>> start
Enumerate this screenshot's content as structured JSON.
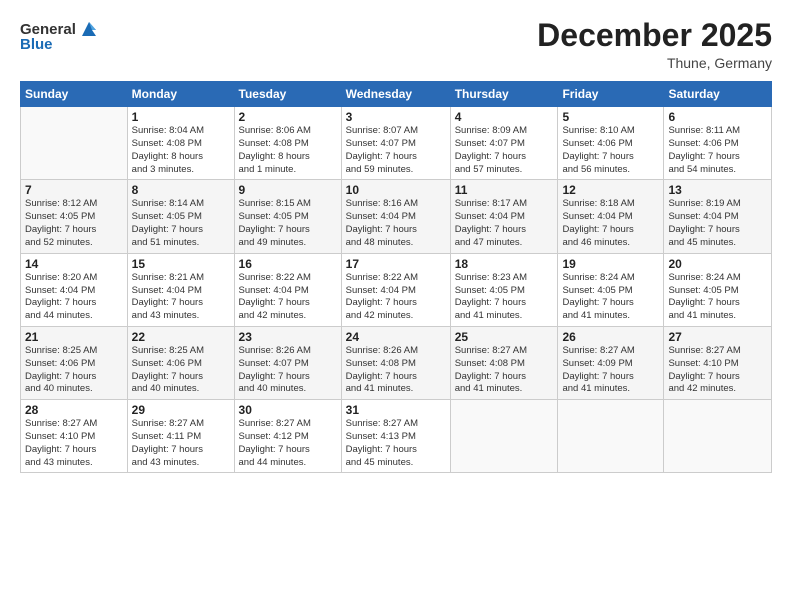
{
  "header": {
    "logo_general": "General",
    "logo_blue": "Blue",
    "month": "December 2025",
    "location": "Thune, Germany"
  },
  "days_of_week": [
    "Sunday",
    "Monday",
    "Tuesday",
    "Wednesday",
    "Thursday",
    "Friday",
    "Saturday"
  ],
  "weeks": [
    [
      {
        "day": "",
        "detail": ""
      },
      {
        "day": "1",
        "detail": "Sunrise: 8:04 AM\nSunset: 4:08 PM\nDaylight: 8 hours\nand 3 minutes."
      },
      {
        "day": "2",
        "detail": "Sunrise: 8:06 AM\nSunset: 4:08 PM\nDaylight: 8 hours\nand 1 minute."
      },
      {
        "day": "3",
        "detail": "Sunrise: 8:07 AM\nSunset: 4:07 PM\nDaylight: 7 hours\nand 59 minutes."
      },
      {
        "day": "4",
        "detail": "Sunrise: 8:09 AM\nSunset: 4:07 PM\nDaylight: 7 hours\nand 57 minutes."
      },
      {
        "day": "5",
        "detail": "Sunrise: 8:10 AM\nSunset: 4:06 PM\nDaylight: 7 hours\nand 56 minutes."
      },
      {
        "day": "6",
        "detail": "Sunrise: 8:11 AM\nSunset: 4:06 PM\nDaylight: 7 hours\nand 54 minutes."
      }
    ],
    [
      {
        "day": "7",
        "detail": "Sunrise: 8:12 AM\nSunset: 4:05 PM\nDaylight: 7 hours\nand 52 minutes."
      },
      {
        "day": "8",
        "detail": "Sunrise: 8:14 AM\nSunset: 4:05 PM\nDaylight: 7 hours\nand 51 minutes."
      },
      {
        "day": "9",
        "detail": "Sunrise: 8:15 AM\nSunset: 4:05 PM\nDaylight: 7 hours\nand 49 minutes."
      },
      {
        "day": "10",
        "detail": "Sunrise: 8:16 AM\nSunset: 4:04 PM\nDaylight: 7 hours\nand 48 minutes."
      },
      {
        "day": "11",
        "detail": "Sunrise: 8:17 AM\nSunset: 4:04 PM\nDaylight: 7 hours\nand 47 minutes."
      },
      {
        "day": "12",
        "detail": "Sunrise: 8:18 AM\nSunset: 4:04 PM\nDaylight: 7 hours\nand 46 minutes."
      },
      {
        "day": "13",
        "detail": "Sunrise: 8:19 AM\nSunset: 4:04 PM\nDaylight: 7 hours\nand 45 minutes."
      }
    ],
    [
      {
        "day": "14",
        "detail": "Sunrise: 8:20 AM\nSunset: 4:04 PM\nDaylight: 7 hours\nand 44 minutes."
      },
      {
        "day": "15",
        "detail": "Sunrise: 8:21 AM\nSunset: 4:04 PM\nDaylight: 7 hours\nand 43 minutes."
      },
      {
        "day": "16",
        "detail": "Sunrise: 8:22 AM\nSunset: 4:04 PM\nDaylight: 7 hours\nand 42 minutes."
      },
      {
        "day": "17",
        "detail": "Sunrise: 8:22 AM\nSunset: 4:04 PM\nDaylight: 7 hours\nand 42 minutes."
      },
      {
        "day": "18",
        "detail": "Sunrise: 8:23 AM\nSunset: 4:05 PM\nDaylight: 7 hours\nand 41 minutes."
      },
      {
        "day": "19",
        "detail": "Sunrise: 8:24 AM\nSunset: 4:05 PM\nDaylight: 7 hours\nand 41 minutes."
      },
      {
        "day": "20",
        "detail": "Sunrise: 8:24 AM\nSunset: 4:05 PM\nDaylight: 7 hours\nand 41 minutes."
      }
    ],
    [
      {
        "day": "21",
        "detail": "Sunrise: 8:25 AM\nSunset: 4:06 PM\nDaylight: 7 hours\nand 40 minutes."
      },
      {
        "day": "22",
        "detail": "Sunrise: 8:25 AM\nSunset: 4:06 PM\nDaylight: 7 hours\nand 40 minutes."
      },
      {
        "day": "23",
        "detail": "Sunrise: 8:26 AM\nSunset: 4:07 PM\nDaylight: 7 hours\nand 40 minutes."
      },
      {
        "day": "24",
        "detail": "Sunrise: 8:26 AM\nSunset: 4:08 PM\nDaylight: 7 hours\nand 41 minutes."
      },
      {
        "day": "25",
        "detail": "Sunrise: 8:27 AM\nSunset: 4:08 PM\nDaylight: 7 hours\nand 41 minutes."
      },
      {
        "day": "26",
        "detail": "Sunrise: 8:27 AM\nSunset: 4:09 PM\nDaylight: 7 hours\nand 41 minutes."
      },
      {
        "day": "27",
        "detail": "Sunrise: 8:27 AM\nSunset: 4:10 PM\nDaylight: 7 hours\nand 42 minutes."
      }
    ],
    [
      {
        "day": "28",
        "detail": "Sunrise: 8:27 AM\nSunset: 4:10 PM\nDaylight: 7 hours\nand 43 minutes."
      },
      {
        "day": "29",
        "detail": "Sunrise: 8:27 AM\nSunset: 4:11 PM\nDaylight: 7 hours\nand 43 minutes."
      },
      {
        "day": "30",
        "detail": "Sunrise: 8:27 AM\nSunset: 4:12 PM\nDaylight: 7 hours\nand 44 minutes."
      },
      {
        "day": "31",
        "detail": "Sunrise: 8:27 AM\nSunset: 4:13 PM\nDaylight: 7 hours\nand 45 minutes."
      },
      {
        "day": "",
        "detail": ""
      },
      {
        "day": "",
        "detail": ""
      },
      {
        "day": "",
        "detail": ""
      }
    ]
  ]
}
>> end
> Goal
All of the material above is to be copied exactly, except for its images.

> The reply
Enumerate this screenshot's content as structured JSON.
{
  "header": {
    "logo_general": "General",
    "logo_blue": "Blue",
    "month": "December 2025",
    "location": "Thune, Germany"
  },
  "days_of_week": [
    "Sunday",
    "Monday",
    "Tuesday",
    "Wednesday",
    "Thursday",
    "Friday",
    "Saturday"
  ],
  "weeks": [
    [
      {
        "day": "",
        "detail": ""
      },
      {
        "day": "1",
        "detail": "Sunrise: 8:04 AM\nSunset: 4:08 PM\nDaylight: 8 hours\nand 3 minutes."
      },
      {
        "day": "2",
        "detail": "Sunrise: 8:06 AM\nSunset: 4:08 PM\nDaylight: 8 hours\nand 1 minute."
      },
      {
        "day": "3",
        "detail": "Sunrise: 8:07 AM\nSunset: 4:07 PM\nDaylight: 7 hours\nand 59 minutes."
      },
      {
        "day": "4",
        "detail": "Sunrise: 8:09 AM\nSunset: 4:07 PM\nDaylight: 7 hours\nand 57 minutes."
      },
      {
        "day": "5",
        "detail": "Sunrise: 8:10 AM\nSunset: 4:06 PM\nDaylight: 7 hours\nand 56 minutes."
      },
      {
        "day": "6",
        "detail": "Sunrise: 8:11 AM\nSunset: 4:06 PM\nDaylight: 7 hours\nand 54 minutes."
      }
    ],
    [
      {
        "day": "7",
        "detail": "Sunrise: 8:12 AM\nSunset: 4:05 PM\nDaylight: 7 hours\nand 52 minutes."
      },
      {
        "day": "8",
        "detail": "Sunrise: 8:14 AM\nSunset: 4:05 PM\nDaylight: 7 hours\nand 51 minutes."
      },
      {
        "day": "9",
        "detail": "Sunrise: 8:15 AM\nSunset: 4:05 PM\nDaylight: 7 hours\nand 49 minutes."
      },
      {
        "day": "10",
        "detail": "Sunrise: 8:16 AM\nSunset: 4:04 PM\nDaylight: 7 hours\nand 48 minutes."
      },
      {
        "day": "11",
        "detail": "Sunrise: 8:17 AM\nSunset: 4:04 PM\nDaylight: 7 hours\nand 47 minutes."
      },
      {
        "day": "12",
        "detail": "Sunrise: 8:18 AM\nSunset: 4:04 PM\nDaylight: 7 hours\nand 46 minutes."
      },
      {
        "day": "13",
        "detail": "Sunrise: 8:19 AM\nSunset: 4:04 PM\nDaylight: 7 hours\nand 45 minutes."
      }
    ],
    [
      {
        "day": "14",
        "detail": "Sunrise: 8:20 AM\nSunset: 4:04 PM\nDaylight: 7 hours\nand 44 minutes."
      },
      {
        "day": "15",
        "detail": "Sunrise: 8:21 AM\nSunset: 4:04 PM\nDaylight: 7 hours\nand 43 minutes."
      },
      {
        "day": "16",
        "detail": "Sunrise: 8:22 AM\nSunset: 4:04 PM\nDaylight: 7 hours\nand 42 minutes."
      },
      {
        "day": "17",
        "detail": "Sunrise: 8:22 AM\nSunset: 4:04 PM\nDaylight: 7 hours\nand 42 minutes."
      },
      {
        "day": "18",
        "detail": "Sunrise: 8:23 AM\nSunset: 4:05 PM\nDaylight: 7 hours\nand 41 minutes."
      },
      {
        "day": "19",
        "detail": "Sunrise: 8:24 AM\nSunset: 4:05 PM\nDaylight: 7 hours\nand 41 minutes."
      },
      {
        "day": "20",
        "detail": "Sunrise: 8:24 AM\nSunset: 4:05 PM\nDaylight: 7 hours\nand 41 minutes."
      }
    ],
    [
      {
        "day": "21",
        "detail": "Sunrise: 8:25 AM\nSunset: 4:06 PM\nDaylight: 7 hours\nand 40 minutes."
      },
      {
        "day": "22",
        "detail": "Sunrise: 8:25 AM\nSunset: 4:06 PM\nDaylight: 7 hours\nand 40 minutes."
      },
      {
        "day": "23",
        "detail": "Sunrise: 8:26 AM\nSunset: 4:07 PM\nDaylight: 7 hours\nand 40 minutes."
      },
      {
        "day": "24",
        "detail": "Sunrise: 8:26 AM\nSunset: 4:08 PM\nDaylight: 7 hours\nand 41 minutes."
      },
      {
        "day": "25",
        "detail": "Sunrise: 8:27 AM\nSunset: 4:08 PM\nDaylight: 7 hours\nand 41 minutes."
      },
      {
        "day": "26",
        "detail": "Sunrise: 8:27 AM\nSunset: 4:09 PM\nDaylight: 7 hours\nand 41 minutes."
      },
      {
        "day": "27",
        "detail": "Sunrise: 8:27 AM\nSunset: 4:10 PM\nDaylight: 7 hours\nand 42 minutes."
      }
    ],
    [
      {
        "day": "28",
        "detail": "Sunrise: 8:27 AM\nSunset: 4:10 PM\nDaylight: 7 hours\nand 43 minutes."
      },
      {
        "day": "29",
        "detail": "Sunrise: 8:27 AM\nSunset: 4:11 PM\nDaylight: 7 hours\nand 43 minutes."
      },
      {
        "day": "30",
        "detail": "Sunrise: 8:27 AM\nSunset: 4:12 PM\nDaylight: 7 hours\nand 44 minutes."
      },
      {
        "day": "31",
        "detail": "Sunrise: 8:27 AM\nSunset: 4:13 PM\nDaylight: 7 hours\nand 45 minutes."
      },
      {
        "day": "",
        "detail": ""
      },
      {
        "day": "",
        "detail": ""
      },
      {
        "day": "",
        "detail": ""
      }
    ]
  ]
}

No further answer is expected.